___ RECORDS FOR PROCESSING ___

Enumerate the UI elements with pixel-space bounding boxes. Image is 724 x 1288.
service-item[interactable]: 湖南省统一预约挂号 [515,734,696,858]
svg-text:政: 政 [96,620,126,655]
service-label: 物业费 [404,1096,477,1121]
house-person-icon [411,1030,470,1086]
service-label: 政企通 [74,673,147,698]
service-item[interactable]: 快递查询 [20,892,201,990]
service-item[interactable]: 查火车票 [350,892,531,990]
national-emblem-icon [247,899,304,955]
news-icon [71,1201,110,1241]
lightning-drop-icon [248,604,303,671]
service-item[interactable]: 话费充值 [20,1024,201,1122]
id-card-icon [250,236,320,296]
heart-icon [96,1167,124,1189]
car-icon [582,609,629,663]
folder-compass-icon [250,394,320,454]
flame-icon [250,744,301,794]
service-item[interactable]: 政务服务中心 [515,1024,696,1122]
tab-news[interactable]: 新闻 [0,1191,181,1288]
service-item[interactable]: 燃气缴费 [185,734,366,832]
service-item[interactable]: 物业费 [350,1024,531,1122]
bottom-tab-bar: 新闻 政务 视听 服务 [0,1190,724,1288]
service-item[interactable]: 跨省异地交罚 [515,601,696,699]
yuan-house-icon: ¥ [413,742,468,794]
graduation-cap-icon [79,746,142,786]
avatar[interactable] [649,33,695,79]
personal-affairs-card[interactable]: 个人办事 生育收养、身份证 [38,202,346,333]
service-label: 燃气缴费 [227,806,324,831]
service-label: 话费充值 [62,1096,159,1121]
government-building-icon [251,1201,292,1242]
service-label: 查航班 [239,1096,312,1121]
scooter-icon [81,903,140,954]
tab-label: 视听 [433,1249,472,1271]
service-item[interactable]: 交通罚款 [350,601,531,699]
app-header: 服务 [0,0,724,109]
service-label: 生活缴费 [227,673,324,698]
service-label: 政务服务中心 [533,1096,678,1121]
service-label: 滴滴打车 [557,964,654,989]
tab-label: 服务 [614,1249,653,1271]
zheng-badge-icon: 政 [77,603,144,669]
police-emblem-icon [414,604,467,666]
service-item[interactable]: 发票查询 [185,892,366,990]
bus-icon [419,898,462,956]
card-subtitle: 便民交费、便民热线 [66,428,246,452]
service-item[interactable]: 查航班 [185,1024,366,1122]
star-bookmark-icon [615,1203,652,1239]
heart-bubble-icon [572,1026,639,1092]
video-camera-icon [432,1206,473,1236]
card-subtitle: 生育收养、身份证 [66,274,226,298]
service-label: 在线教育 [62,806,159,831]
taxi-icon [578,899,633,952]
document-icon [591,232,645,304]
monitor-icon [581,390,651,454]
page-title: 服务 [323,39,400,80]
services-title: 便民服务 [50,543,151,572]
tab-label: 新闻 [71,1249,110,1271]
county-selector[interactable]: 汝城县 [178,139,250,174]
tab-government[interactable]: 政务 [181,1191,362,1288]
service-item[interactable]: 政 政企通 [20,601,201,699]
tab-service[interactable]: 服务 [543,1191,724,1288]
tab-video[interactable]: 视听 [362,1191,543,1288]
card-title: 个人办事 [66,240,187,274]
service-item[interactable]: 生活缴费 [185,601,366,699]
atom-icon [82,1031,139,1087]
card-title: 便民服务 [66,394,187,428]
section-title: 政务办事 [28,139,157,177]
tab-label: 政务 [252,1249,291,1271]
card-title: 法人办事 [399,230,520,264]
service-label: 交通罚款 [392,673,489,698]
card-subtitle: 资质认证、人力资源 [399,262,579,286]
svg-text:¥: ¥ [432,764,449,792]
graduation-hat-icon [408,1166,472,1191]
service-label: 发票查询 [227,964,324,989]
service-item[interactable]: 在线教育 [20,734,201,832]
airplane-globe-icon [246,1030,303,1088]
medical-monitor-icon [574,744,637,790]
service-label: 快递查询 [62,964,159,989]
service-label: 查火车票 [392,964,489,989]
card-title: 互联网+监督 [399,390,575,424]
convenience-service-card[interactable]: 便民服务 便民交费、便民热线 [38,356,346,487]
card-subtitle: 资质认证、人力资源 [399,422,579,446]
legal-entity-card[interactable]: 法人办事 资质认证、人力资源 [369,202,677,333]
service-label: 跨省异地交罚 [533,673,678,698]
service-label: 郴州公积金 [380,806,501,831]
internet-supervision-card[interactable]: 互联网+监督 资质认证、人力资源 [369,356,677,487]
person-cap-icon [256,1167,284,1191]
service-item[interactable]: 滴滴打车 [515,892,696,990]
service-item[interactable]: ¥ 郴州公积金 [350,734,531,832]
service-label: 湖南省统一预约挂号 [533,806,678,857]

___

**OBJECTIVE**
Rewrite the data above, substituting "item-label" for every occurrence of "service-label" and leaving everything else unchanged.

**EXERCISE RESPONSE**
Enumerate the UI elements with pixel-space bounding boxes. Image is 724 x 1288.
service-item[interactable]: 湖南省统一预约挂号 [515,734,696,858]
svg-text:政: 政 [96,620,126,655]
item-label: 物业费 [404,1096,477,1121]
house-person-icon [411,1030,470,1086]
item-label: 政企通 [74,673,147,698]
service-item[interactable]: 快递查询 [20,892,201,990]
service-item[interactable]: 查火车票 [350,892,531,990]
national-emblem-icon [247,899,304,955]
news-icon [71,1201,110,1241]
lightning-drop-icon [248,604,303,671]
service-item[interactable]: 话费充值 [20,1024,201,1122]
id-card-icon [250,236,320,296]
heart-icon [96,1167,124,1189]
car-icon [582,609,629,663]
folder-compass-icon [250,394,320,454]
flame-icon [250,744,301,794]
service-item[interactable]: 政务服务中心 [515,1024,696,1122]
tab-news[interactable]: 新闻 [0,1191,181,1288]
service-item[interactable]: 燃气缴费 [185,734,366,832]
service-item[interactable]: 物业费 [350,1024,531,1122]
bottom-tab-bar: 新闻 政务 视听 服务 [0,1190,724,1288]
service-item[interactable]: 跨省异地交罚 [515,601,696,699]
yuan-house-icon: ¥ [413,742,468,794]
graduation-cap-icon [79,746,142,786]
avatar[interactable] [649,33,695,79]
personal-affairs-card[interactable]: 个人办事 生育收养、身份证 [38,202,346,333]
item-label: 燃气缴费 [227,806,324,831]
item-label: 话费充值 [62,1096,159,1121]
government-building-icon [251,1201,292,1242]
item-label: 查航班 [239,1096,312,1121]
scooter-icon [81,903,140,954]
tab-label: 视听 [433,1249,472,1271]
service-item[interactable]: 交通罚款 [350,601,531,699]
app-header: 服务 [0,0,724,109]
item-label: 生活缴费 [227,673,324,698]
item-label: 政务服务中心 [533,1096,678,1121]
item-label: 滴滴打车 [557,964,654,989]
tab-label: 服务 [614,1249,653,1271]
zheng-badge-icon: 政 [77,603,144,669]
police-emblem-icon [414,604,467,666]
service-item[interactable]: 发票查询 [185,892,366,990]
bus-icon [419,898,462,956]
card-subtitle: 便民交费、便民热线 [66,428,246,452]
service-item[interactable]: 查航班 [185,1024,366,1122]
star-bookmark-icon [615,1203,652,1239]
heart-bubble-icon [572,1026,639,1092]
video-camera-icon [432,1206,473,1236]
card-subtitle: 生育收养、身份证 [66,274,226,298]
item-label: 在线教育 [62,806,159,831]
taxi-icon [578,899,633,952]
document-icon [591,232,645,304]
monitor-icon [581,390,651,454]
page-title: 服务 [323,39,400,80]
services-title: 便民服务 [50,543,151,572]
tab-label: 新闻 [71,1249,110,1271]
county-selector[interactable]: 汝城县 [178,139,250,174]
tab-government[interactable]: 政务 [181,1191,362,1288]
service-item[interactable]: 政 政企通 [20,601,201,699]
tab-service[interactable]: 服务 [543,1191,724,1288]
tab-video[interactable]: 视听 [362,1191,543,1288]
card-title: 个人办事 [66,240,187,274]
service-item[interactable]: 生活缴费 [185,601,366,699]
atom-icon [82,1031,139,1087]
card-title: 便民服务 [66,394,187,428]
section-title: 政务办事 [28,139,157,177]
tab-label: 政务 [252,1249,291,1271]
card-title: 法人办事 [399,230,520,264]
item-label: 交通罚款 [392,673,489,698]
card-subtitle: 资质认证、人力资源 [399,262,579,286]
svg-text:¥: ¥ [432,764,449,792]
graduation-hat-icon [408,1166,472,1191]
item-label: 发票查询 [227,964,324,989]
service-item[interactable]: 在线教育 [20,734,201,832]
airplane-globe-icon [246,1030,303,1088]
medical-monitor-icon [574,744,637,790]
item-label: 快递查询 [62,964,159,989]
item-label: 查火车票 [392,964,489,989]
card-title: 互联网+监督 [399,390,575,424]
convenience-service-card[interactable]: 便民服务 便民交费、便民热线 [38,356,346,487]
card-subtitle: 资质认证、人力资源 [399,422,579,446]
legal-entity-card[interactable]: 法人办事 资质认证、人力资源 [369,202,677,333]
item-label: 跨省异地交罚 [533,673,678,698]
item-label: 郴州公积金 [380,806,501,831]
internet-supervision-card[interactable]: 互联网+监督 资质认证、人力资源 [369,356,677,487]
person-cap-icon [256,1167,284,1191]
service-item[interactable]: 滴滴打车 [515,892,696,990]
service-item[interactable]: ¥ 郴州公积金 [350,734,531,832]
item-label: 湖南省统一预约挂号 [533,806,678,857]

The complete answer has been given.